- Soal Latihan 1: Ubah paragraf dalam kutipan teks yang diawali "Meski demikian" menjadi daftar poin yang lebih ringkas, tanpa menghilangkan fakta utamanya.

- Kutipan Teks:
-- -- --

Tak hanya itu, ia memuji program Polisi RW sebagai inovasi proximity policing yang efektif mendekatkan aparat dengan masyarakat di level mikro.
“Polisi tidak lagi menjadi aparat kekuasaan yang elitis, tetapi menjadi bagian dari kehidupan sosial warga. Ini membangun kepercayaan dan kepekaan sosial yang sangat penting dalam konteks pluralisme kita,” ucap Haidar.
Meski demikian, ia juga mengingatkan bahwa masih ada tantangan besar yang harus dihadapi, termasuk keberadaan shadow state atau struktur kekuasaan informal di dalam tubuh institusi, serta ketimpangan geografis dalam akses terhadap keamanan di wilayah terpencil.

-- -- --

- Entri Data:
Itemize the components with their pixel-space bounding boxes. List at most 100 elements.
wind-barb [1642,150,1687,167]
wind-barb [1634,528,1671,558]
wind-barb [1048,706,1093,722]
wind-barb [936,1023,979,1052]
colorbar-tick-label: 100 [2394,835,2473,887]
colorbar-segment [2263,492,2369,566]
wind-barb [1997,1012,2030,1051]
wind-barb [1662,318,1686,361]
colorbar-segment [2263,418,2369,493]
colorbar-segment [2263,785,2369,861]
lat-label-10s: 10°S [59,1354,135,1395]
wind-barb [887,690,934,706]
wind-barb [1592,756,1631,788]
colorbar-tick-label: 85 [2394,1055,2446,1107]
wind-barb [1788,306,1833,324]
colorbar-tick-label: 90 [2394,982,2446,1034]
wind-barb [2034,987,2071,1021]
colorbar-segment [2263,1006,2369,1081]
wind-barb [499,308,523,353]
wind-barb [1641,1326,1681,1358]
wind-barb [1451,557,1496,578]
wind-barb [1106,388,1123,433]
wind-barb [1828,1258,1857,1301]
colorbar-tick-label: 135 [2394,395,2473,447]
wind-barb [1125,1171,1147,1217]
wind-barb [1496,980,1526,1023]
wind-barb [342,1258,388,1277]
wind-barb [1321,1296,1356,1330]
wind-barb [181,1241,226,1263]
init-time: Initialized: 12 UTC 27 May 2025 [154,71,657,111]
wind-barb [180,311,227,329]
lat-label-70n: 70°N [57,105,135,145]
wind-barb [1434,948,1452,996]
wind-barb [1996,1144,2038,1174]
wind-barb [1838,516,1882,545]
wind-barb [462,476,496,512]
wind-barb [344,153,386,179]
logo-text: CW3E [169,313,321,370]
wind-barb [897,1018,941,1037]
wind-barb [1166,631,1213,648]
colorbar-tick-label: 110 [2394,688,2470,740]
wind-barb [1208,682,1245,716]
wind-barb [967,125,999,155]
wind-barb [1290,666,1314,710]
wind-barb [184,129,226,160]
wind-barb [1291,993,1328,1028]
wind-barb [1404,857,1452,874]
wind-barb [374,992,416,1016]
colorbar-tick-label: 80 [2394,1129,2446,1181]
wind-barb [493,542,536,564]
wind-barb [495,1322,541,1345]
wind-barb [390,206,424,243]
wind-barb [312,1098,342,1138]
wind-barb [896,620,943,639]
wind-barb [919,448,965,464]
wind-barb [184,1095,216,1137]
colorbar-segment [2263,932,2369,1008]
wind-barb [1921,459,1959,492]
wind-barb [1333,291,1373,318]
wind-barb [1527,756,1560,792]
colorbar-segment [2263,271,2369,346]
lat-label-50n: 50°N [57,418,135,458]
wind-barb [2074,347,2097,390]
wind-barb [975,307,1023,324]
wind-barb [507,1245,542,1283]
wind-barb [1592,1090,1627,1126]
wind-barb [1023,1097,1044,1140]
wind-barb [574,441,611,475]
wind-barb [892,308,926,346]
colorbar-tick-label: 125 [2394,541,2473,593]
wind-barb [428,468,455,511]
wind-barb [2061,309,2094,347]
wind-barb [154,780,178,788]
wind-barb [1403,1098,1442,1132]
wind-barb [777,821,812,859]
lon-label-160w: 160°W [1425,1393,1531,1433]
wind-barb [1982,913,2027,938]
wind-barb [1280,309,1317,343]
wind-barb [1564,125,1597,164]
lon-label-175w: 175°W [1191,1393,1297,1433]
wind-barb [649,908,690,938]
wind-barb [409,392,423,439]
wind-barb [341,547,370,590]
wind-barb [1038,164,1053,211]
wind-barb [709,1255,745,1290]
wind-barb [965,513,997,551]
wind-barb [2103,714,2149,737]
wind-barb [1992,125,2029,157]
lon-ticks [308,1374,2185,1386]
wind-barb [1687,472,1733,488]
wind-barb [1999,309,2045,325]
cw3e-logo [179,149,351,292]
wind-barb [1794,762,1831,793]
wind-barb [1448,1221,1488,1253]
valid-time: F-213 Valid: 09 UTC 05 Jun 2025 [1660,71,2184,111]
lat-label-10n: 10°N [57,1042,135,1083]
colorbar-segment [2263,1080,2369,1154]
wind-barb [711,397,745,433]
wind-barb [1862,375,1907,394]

-- -- --

- Soal Latihan 2: Salin ulang tanpa perubahan baris-baris catatan, mulai dari baris pertama catatan sampai dengan baris yang memuat "wind-barb [1641,1326,1681,1358]", kedua ujungnya ikut disalin.

- Jawaban Latihan 1:
Masih ada tantangan besar yang harus dihadapi, antara lain:
- keberadaan shadow state, yaitu struktur kekuasaan informal di dalam tubuh institusi;
- ketimpangan geografis dalam akses terhadap keamanan di wilayah terpencil.

- Jawaban Latihan 2:
Itemize the components with their pixel-space bounding boxes. List at most 100 elements.
wind-barb [1642,150,1687,167]
wind-barb [1634,528,1671,558]
wind-barb [1048,706,1093,722]
wind-barb [936,1023,979,1052]
colorbar-tick-label: 100 [2394,835,2473,887]
colorbar-segment [2263,492,2369,566]
wind-barb [1997,1012,2030,1051]
wind-barb [1662,318,1686,361]
colorbar-segment [2263,418,2369,493]
colorbar-segment [2263,785,2369,861]
lat-label-10s: 10°S [59,1354,135,1395]
wind-barb [887,690,934,706]
wind-barb [1592,756,1631,788]
colorbar-tick-label: 85 [2394,1055,2446,1107]
wind-barb [1788,306,1833,324]
colorbar-tick-label: 90 [2394,982,2446,1034]
wind-barb [2034,987,2071,1021]
colorbar-segment [2263,1006,2369,1081]
wind-barb [499,308,523,353]
wind-barb [1641,1326,1681,1358]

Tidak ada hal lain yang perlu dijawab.